## SOURCE DATA

■ ■ ■ ■

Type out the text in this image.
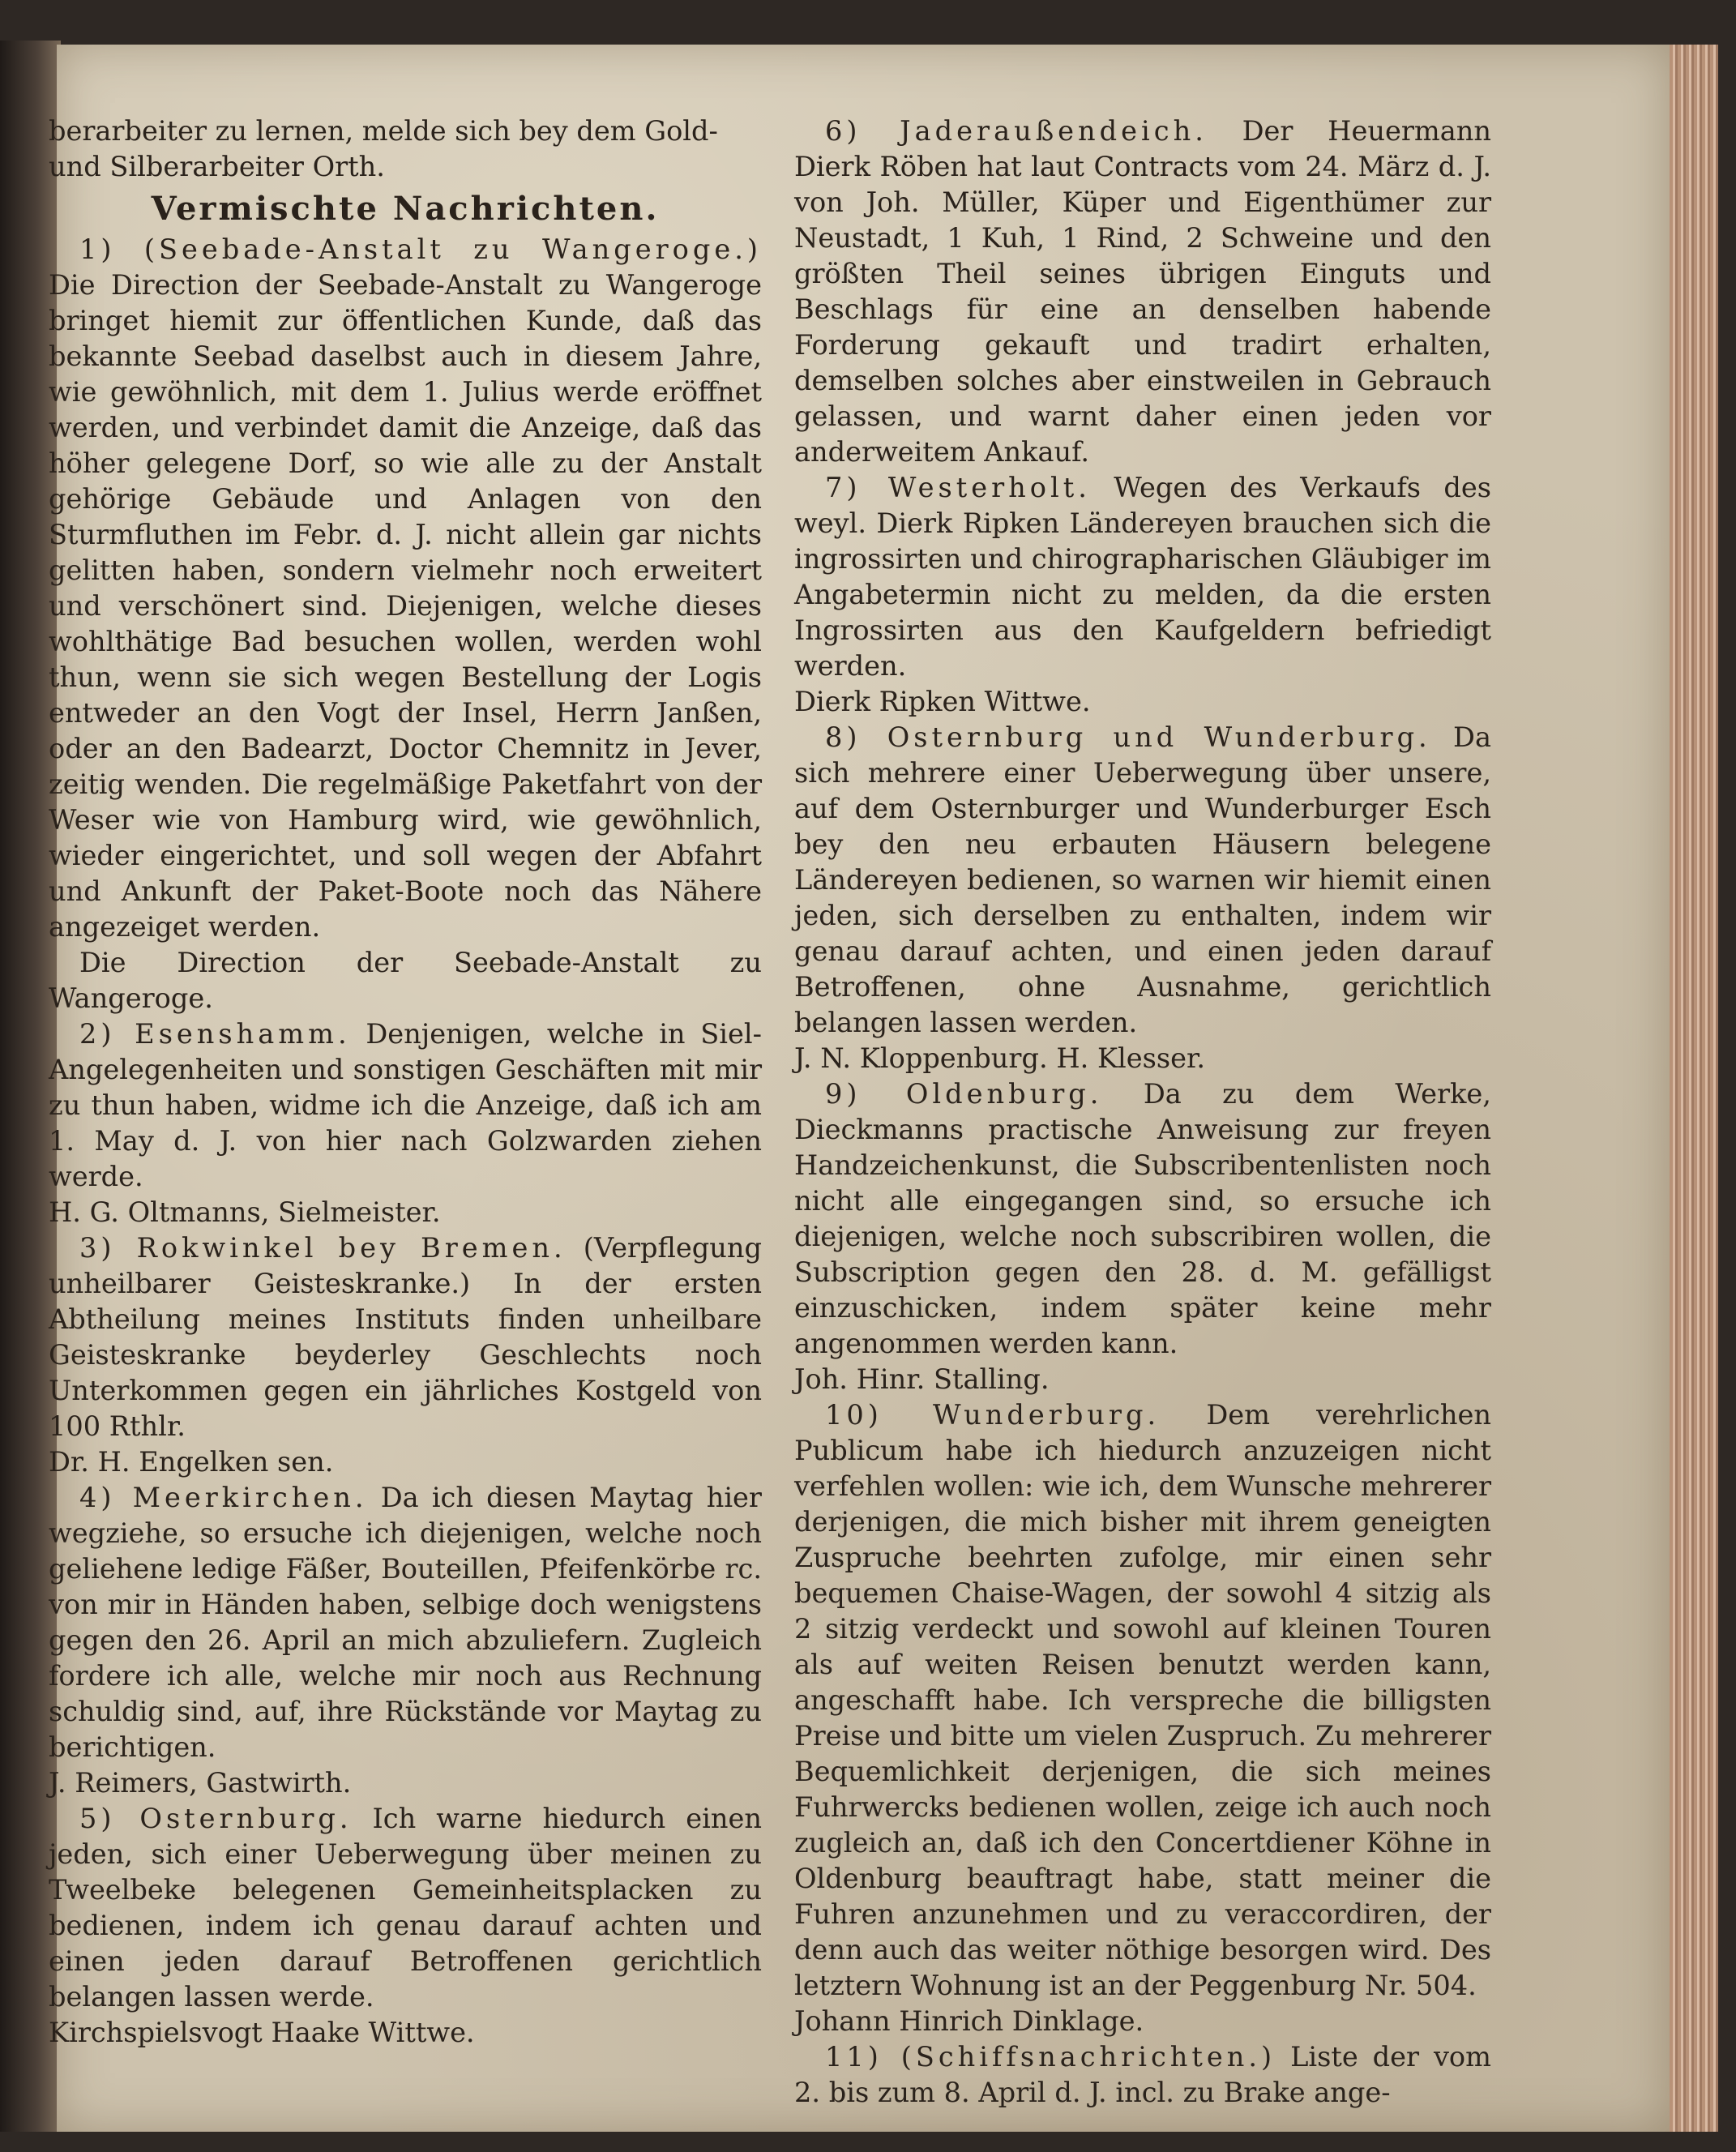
berarbeiter zu lernen, melde sich bey dem Gold-

und Silberarbeiter Orth.

Vermischte Nachrichten.

1) (Seebade-Anstalt zu Wangeroge.) Die Direction der Seebade-Anstalt zu Wangeroge bringet hiemit zur öffentlichen Kunde, daß das bekannte Seebad daselbst auch in diesem Jahre, wie gewöhnlich, mit dem 1. Julius werde eröffnet werden, und verbindet damit die Anzeige, daß das höher gelegene Dorf, so wie alle zu der Anstalt gehörige Gebäude und Anlagen von den Sturmfluthen im Febr. d. J. nicht allein gar nichts gelitten haben, sondern vielmehr noch erweitert und verschönert sind. Diejenigen, welche dieses wohlthätige Bad besuchen wollen, werden wohl thun, wenn sie sich wegen Bestellung der Logis entweder an den Vogt der Insel, Herrn Janßen, oder an den Badearzt, Doctor Chemnitz in Jever, zeitig wenden. Die regelmäßige Paketfahrt von der Weser wie von Hamburg wird, wie gewöhnlich, wieder eingerichtet, und soll wegen der Abfahrt und Ankunft der Paket-Boote noch das Nähere angezeiget werden.

Die Direction der Seebade-Anstalt zu Wangeroge.

2) Esenshamm. Denjenigen, welche in Siel-Angelegenheiten und sonstigen Geschäften mit mir zu thun haben, widme ich die Anzeige, daß ich am 1. May d. J. von hier nach Golzwarden ziehen werde.

H. G. Oltmanns, Sielmeister.

3) Rokwinkel bey Bremen. (Verpflegung unheilbarer Geisteskranke.) In der ersten Abtheilung meines Instituts finden unheilbare Geisteskranke beyderley Geschlechts noch Unterkommen gegen ein jährliches Kostgeld von 100 Rthlr.

Dr. H. Engelken sen.

4) Meerkirchen. Da ich diesen Maytag hier wegziehe, so ersuche ich diejenigen, welche noch geliehene ledige Fäßer, Bouteillen, Pfeifenkörbe rc. von mir in Händen haben, selbige doch wenigstens gegen den 26. April an mich abzuliefern. Zugleich fordere ich alle, welche mir noch aus Rechnung schuldig sind, auf, ihre Rückstände vor Maytag zu berichtigen.

J. Reimers, Gastwirth.

5) Osternburg. Ich warne hiedurch einen jeden, sich einer Ueberwegung über meinen zu Tweelbeke belegenen Gemeinheitsplacken zu bedienen, indem ich genau darauf achten und einen jeden darauf Betroffenen gerichtlich belangen lassen werde.

Kirchspielsvogt Haake Wittwe.

6) Jaderaußendeich. Der Heuermann Dierk Röben hat laut Contracts vom 24. März d. J. von Joh. Müller, Küper und Eigenthümer zur Neustadt, 1 Kuh, 1 Rind, 2 Schweine und den größten Theil seines übrigen Einguts und Beschlags für eine an denselben habende Forderung gekauft und tradirt erhalten, demselben solches aber einstweilen in Gebrauch gelassen, und warnt daher einen jeden vor anderweitem Ankauf.

7) Westerholt. Wegen des Verkaufs des weyl. Dierk Ripken Ländereyen brauchen sich die ingrossirten und chirographarischen Gläubiger im Angabetermin nicht zu melden, da die ersten Ingrossirten aus den Kaufgeldern befriedigt werden.

Dierk Ripken Wittwe.

8) Osternburg und Wunderburg. Da sich mehrere einer Ueberwegung über unsere, auf dem Osternburger und Wunderburger Esch bey den neu erbauten Häusern belegene Ländereyen bedienen, so warnen wir hiemit einen jeden, sich derselben zu enthalten, indem wir genau darauf achten, und einen jeden darauf Betroffenen, ohne Ausnahme, gerichtlich belangen lassen werden.

J. N. Kloppenburg. H. Klesser.

9) Oldenburg. Da zu dem Werke, Dieckmanns practische Anweisung zur freyen Handzeichenkunst, die Subscribentenlisten noch nicht alle eingegangen sind, so ersuche ich diejenigen, welche noch subscribiren wollen, die Subscription gegen den 28. d. M. gefälligst einzuschicken, indem später keine mehr angenommen werden kann.

Joh. Hinr. Stalling.

10) Wunderburg. Dem verehrlichen Publicum habe ich hiedurch anzuzeigen nicht verfehlen wollen: wie ich, dem Wunsche mehrerer derjenigen, die mich bisher mit ihrem geneigten Zuspruche beehrten zufolge, mir einen sehr bequemen Chaise-Wagen, der sowohl 4 sitzig als 2 sitzig verdeckt und sowohl auf kleinen Touren als auf weiten Reisen benutzt werden kann, angeschafft habe. Ich verspreche die billigsten Preise und bitte um vielen Zuspruch. Zu mehrerer Bequemlichkeit derjenigen, die sich meines Fuhrwercks bedienen wollen, zeige ich auch noch zugleich an, daß ich den Concertdiener Köhne in Oldenburg beauftragt habe, statt meiner die Fuhren anzunehmen und zu veraccordiren, der denn auch das weiter nöthige besorgen wird. Des letztern Wohnung ist an der Peggenburg Nr. 504.

Johann Hinrich Dinklage.

11) (Schiffsnachrichten.) Liste der vom 2. bis zum 8. April d. J. incl. zu Brake ange-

■ ■ ■ ■

## TASK ITEM
The result should be the full set of entries above, restated exactly and without images.

## RESPONSE FOR THIS EXERCISE
Type out the text in this image.
berarbeiter zu lernen, melde sich bey dem Gold-

und Silberarbeiter Orth.

Vermischte Nachrichten.

1) (Seebade-Anstalt zu Wangeroge.) Die Direction der Seebade-Anstalt zu Wangeroge bringet hiemit zur öffentlichen Kunde, daß das bekannte Seebad daselbst auch in diesem Jahre, wie gewöhnlich, mit dem 1. Julius werde eröffnet werden, und verbindet damit die Anzeige, daß das höher gelegene Dorf, so wie alle zu der Anstalt gehörige Gebäude und Anlagen von den Sturmfluthen im Febr. d. J. nicht allein gar nichts gelitten haben, sondern vielmehr noch erweitert und verschönert sind. Diejenigen, welche dieses wohlthätige Bad besuchen wollen, werden wohl thun, wenn sie sich wegen Bestellung der Logis entweder an den Vogt der Insel, Herrn Janßen, oder an den Badearzt, Doctor Chemnitz in Jever, zeitig wenden. Die regelmäßige Paketfahrt von der Weser wie von Hamburg wird, wie gewöhnlich, wieder eingerichtet, und soll wegen der Abfahrt und Ankunft der Paket-Boote noch das Nähere angezeiget werden.

Die Direction der Seebade-Anstalt zu Wangeroge.

2) Esenshamm. Denjenigen, welche in Siel-Angelegenheiten und sonstigen Geschäften mit mir zu thun haben, widme ich die Anzeige, daß ich am 1. May d. J. von hier nach Golzwarden ziehen werde.

H. G. Oltmanns, Sielmeister.

3) Rokwinkel bey Bremen. (Verpflegung unheilbarer Geisteskranke.) In der ersten Abtheilung meines Instituts finden unheilbare Geisteskranke beyderley Geschlechts noch Unterkommen gegen ein jährliches Kostgeld von 100 Rthlr.

Dr. H. Engelken sen.

4) Meerkirchen. Da ich diesen Maytag hier wegziehe, so ersuche ich diejenigen, welche noch geliehene ledige Fäßer, Bouteillen, Pfeifenkörbe rc. von mir in Händen haben, selbige doch wenigstens gegen den 26. April an mich abzuliefern. Zugleich fordere ich alle, welche mir noch aus Rechnung schuldig sind, auf, ihre Rückstände vor Maytag zu berichtigen.

J. Reimers, Gastwirth.

5) Osternburg. Ich warne hiedurch einen jeden, sich einer Ueberwegung über meinen zu Tweelbeke belegenen Gemeinheitsplacken zu bedienen, indem ich genau darauf achten und einen jeden darauf Betroffenen gerichtlich belangen lassen werde.

Kirchspielsvogt Haake Wittwe.

6) Jaderaußendeich. Der Heuermann Dierk Röben hat laut Contracts vom 24. März d. J. von Joh. Müller, Küper und Eigenthümer zur Neustadt, 1 Kuh, 1 Rind, 2 Schweine und den größten Theil seines übrigen Einguts und Beschlags für eine an denselben habende Forderung gekauft und tradirt erhalten, demselben solches aber einstweilen in Gebrauch gelassen, und warnt daher einen jeden vor anderweitem Ankauf.

7) Westerholt. Wegen des Verkaufs des weyl. Dierk Ripken Ländereyen brauchen sich die ingrossirten und chirographarischen Gläubiger im Angabetermin nicht zu melden, da die ersten Ingrossirten aus den Kaufgeldern befriedigt werden.

Dierk Ripken Wittwe.

8) Osternburg und Wunderburg. Da sich mehrere einer Ueberwegung über unsere, auf dem Osternburger und Wunderburger Esch bey den neu erbauten Häusern belegene Ländereyen bedienen, so warnen wir hiemit einen jeden, sich derselben zu enthalten, indem wir genau darauf achten, und einen jeden darauf Betroffenen, ohne Ausnahme, gerichtlich belangen lassen werden.

J. N. Kloppenburg. H. Klesser.

9) Oldenburg. Da zu dem Werke, Dieckmanns practische Anweisung zur freyen Handzeichenkunst, die Subscribentenlisten noch nicht alle eingegangen sind, so ersuche ich diejenigen, welche noch subscribiren wollen, die Subscription gegen den 28. d. M. gefälligst einzuschicken, indem später keine mehr angenommen werden kann.

Joh. Hinr. Stalling.

10) Wunderburg. Dem verehrlichen Publicum habe ich hiedurch anzuzeigen nicht verfehlen wollen: wie ich, dem Wunsche mehrerer derjenigen, die mich bisher mit ihrem geneigten Zuspruche beehrten zufolge, mir einen sehr bequemen Chaise-Wagen, der sowohl 4 sitzig als 2 sitzig verdeckt und sowohl auf kleinen Touren als auf weiten Reisen benutzt werden kann, angeschafft habe. Ich verspreche die billigsten Preise und bitte um vielen Zuspruch. Zu mehrerer Bequemlichkeit derjenigen, die sich meines Fuhrwercks bedienen wollen, zeige ich auch noch zugleich an, daß ich den Concertdiener Köhne in Oldenburg beauftragt habe, statt meiner die Fuhren anzunehmen und zu veraccordiren, der denn auch das weiter nöthige besorgen wird. Des letztern Wohnung ist an der Peggenburg Nr. 504.

Johann Hinrich Dinklage.

11) (Schiffsnachrichten.) Liste der vom 2. bis zum 8. April d. J. incl. zu Brake ange-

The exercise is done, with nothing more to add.